=== Extracted data ===
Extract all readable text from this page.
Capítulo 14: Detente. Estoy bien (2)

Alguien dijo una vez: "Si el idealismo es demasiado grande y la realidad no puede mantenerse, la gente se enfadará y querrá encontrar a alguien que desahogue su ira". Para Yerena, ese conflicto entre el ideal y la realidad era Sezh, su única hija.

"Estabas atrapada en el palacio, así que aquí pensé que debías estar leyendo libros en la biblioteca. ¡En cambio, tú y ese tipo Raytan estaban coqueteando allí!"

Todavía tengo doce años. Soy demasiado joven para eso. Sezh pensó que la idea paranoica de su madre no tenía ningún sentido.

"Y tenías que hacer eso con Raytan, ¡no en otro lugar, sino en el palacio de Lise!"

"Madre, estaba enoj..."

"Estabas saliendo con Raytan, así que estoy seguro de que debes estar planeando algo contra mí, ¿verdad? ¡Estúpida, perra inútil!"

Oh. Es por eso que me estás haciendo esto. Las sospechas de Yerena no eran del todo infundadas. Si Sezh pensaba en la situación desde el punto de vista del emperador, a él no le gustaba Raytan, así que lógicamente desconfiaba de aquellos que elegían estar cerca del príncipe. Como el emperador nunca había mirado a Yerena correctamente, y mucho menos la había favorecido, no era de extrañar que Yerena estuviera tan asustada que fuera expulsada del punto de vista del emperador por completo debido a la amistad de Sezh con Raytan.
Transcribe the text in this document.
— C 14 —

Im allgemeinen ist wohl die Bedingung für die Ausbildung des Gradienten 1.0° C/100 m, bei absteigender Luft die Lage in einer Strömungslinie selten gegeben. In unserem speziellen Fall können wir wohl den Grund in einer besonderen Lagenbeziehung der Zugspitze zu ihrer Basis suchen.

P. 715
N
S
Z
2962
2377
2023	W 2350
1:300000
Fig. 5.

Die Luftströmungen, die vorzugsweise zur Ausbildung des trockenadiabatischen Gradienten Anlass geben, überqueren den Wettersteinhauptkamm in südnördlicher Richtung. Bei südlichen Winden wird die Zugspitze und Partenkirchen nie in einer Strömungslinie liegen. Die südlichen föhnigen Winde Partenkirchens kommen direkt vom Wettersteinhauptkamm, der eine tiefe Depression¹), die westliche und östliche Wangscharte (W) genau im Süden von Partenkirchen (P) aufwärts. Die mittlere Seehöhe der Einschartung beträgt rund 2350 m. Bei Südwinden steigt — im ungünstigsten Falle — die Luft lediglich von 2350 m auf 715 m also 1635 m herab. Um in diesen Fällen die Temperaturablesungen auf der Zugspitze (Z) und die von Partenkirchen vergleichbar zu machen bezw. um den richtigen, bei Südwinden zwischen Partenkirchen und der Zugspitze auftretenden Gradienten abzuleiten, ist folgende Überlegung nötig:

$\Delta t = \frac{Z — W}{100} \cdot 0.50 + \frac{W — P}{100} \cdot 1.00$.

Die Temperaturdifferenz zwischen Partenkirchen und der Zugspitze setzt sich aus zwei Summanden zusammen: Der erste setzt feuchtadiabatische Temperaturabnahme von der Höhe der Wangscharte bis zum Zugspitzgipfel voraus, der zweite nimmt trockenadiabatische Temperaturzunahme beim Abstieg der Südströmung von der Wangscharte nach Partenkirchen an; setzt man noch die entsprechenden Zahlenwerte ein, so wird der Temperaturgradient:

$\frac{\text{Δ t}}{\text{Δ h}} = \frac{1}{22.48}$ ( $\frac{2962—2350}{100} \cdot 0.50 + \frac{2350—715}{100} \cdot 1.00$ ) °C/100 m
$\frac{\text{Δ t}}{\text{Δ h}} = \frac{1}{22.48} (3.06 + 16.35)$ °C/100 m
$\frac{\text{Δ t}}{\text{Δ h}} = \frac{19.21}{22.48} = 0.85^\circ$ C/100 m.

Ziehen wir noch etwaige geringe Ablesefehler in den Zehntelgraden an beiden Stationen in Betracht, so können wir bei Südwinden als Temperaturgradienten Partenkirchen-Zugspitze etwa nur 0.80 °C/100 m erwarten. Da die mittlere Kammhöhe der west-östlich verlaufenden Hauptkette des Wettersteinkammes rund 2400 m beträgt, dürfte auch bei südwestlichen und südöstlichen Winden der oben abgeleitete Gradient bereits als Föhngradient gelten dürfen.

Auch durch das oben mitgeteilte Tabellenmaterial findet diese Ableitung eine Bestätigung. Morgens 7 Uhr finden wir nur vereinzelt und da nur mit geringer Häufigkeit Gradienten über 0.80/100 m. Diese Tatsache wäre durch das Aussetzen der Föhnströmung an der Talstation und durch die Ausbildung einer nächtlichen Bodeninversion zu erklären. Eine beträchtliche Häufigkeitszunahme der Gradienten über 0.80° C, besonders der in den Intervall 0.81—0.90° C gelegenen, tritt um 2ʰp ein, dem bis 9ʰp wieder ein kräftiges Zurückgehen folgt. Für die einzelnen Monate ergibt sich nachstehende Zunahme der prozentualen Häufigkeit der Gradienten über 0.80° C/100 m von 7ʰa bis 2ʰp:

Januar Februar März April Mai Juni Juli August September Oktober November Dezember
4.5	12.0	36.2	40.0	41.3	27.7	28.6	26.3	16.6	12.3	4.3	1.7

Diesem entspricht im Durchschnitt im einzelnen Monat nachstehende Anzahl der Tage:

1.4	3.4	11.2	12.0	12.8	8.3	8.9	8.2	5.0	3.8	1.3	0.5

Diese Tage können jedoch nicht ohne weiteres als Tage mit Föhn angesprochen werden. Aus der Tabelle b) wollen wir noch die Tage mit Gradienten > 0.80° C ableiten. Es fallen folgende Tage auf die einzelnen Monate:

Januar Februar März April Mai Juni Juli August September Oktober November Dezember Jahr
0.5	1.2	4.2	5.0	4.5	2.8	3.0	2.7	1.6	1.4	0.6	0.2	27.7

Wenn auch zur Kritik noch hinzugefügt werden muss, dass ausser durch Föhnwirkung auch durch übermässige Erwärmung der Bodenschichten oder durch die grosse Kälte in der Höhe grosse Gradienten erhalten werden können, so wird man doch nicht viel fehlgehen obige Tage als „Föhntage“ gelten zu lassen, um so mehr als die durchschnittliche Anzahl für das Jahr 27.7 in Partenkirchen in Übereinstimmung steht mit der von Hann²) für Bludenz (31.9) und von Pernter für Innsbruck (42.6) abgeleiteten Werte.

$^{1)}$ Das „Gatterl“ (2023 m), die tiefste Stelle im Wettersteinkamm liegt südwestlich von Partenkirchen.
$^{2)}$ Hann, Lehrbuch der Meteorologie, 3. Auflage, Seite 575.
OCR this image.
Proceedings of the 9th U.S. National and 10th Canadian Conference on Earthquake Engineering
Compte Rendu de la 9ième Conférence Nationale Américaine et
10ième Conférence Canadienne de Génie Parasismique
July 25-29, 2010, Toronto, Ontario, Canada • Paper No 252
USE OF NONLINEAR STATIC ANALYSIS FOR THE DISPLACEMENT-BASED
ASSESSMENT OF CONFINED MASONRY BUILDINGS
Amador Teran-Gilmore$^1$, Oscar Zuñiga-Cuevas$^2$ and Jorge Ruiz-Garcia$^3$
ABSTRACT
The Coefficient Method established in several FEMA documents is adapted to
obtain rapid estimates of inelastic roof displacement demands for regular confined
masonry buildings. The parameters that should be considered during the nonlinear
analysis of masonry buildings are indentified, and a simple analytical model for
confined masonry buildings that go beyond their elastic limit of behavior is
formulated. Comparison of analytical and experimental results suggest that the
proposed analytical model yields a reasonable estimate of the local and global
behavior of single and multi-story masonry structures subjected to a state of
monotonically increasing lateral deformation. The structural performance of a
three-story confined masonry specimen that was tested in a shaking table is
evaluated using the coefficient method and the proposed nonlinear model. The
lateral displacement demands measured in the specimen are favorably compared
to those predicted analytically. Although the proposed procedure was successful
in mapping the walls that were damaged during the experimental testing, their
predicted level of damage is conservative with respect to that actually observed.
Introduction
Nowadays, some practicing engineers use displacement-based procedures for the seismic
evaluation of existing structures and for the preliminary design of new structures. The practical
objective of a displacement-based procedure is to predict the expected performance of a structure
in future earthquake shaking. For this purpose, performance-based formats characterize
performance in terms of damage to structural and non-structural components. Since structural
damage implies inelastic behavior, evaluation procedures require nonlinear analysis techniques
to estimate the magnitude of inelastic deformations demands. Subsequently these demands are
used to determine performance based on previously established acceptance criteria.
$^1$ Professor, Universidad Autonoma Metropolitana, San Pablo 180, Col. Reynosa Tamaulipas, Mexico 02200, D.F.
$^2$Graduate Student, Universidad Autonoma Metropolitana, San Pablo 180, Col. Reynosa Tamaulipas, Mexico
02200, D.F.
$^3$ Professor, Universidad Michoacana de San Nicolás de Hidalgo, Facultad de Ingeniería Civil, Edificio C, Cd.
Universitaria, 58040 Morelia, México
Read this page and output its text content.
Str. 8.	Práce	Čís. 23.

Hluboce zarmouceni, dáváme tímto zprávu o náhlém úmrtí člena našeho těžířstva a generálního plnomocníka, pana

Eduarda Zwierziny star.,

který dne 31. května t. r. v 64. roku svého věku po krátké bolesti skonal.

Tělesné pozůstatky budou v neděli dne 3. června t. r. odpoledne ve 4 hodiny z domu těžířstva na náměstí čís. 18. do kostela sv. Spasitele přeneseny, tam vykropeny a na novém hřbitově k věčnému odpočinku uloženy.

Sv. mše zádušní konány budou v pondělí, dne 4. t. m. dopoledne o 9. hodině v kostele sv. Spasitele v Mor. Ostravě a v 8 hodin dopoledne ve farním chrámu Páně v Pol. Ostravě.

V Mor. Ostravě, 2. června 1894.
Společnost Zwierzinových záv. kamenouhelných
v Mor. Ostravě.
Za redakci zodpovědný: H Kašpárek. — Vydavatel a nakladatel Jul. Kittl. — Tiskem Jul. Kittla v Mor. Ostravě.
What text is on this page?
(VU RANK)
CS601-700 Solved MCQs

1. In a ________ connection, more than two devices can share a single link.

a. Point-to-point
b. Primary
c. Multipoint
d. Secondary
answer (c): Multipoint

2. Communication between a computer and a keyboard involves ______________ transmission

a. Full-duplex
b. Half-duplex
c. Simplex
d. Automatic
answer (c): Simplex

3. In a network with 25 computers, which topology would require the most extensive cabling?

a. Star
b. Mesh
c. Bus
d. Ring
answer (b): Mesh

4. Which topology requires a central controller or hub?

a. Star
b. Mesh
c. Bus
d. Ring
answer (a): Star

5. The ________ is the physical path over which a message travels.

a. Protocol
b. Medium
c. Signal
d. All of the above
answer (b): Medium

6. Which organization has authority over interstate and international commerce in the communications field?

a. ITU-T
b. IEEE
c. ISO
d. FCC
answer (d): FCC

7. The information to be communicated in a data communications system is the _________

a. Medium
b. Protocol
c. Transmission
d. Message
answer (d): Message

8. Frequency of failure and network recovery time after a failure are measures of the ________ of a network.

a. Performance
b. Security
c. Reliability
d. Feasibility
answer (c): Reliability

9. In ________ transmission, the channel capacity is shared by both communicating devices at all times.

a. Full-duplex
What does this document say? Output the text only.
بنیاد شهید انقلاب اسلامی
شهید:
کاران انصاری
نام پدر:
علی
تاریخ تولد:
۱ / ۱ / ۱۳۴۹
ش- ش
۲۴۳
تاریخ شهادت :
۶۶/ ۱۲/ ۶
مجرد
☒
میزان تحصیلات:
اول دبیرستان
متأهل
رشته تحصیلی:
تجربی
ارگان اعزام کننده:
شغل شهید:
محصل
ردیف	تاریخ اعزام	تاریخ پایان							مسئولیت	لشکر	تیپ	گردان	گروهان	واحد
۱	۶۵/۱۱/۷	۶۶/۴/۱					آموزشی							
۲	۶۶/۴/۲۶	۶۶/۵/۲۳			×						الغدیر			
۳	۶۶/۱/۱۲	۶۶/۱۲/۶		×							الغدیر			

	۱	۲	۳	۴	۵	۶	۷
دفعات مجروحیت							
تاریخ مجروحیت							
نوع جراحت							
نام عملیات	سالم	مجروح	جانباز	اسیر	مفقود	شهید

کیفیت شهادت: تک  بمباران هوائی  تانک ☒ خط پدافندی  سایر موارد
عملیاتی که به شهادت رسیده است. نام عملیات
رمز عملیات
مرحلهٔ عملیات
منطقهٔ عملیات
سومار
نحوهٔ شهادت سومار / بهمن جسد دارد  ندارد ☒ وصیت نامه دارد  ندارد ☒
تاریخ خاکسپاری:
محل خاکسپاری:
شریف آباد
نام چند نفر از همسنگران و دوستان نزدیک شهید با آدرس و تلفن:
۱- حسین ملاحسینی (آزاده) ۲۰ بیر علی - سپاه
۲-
===
_Set exercise_
Show every line from the entries above in which "mittlere" appears.

_Finished exercise_
Die Luftströmungen, die vorzugsweise zur Ausbildung des trockenadiabatischen Gradienten Anlass geben, überqueren den Wettersteinhauptkamm in südnördlicher Richtung. Bei südlichen Winden wird die Zugspitze und Partenkirchen nie in einer Strömungslinie liegen. Die südlichen föhnigen Winde Partenkirchens kommen direkt vom Wettersteinhauptkamm, der eine tiefe Depression¹), die westliche und östliche Wangscharte (W) genau im Süden von Partenkirchen (P) aufwärts. Die mittlere Seehöhe der Einschartung beträgt rund 2350 m. Bei Südwinden steigt — im ungünstigsten Falle — die Luft lediglich von 2350 m auf 715 m also 1635 m herab. Um in diesen Fällen die Temperaturablesungen auf der Zugspitze (Z) und die von Partenkirchen vergleichbar zu machen bezw. um den richtigen, bei Südwinden zwischen Partenkirchen und der Zugspitze auftretenden Gradienten abzuleiten, ist folgende Überlegung nötig:
Ziehen wir noch etwaige geringe Ablesefehler in den Zehntelgraden an beiden Stationen in Betracht, so können wir bei Südwinden als Temperaturgradienten Partenkirchen-Zugspitze etwa nur 0.80 °C/100 m erwarten. Da die mittlere Kammhöhe der west-östlich verlaufenden Hauptkette des Wettersteinkammes rund 2400 m beträgt, dürfte auch bei südwestlichen und südöstlichen Winden der oben abgeleitete Gradient bereits als Föhngradient gelten dürfen.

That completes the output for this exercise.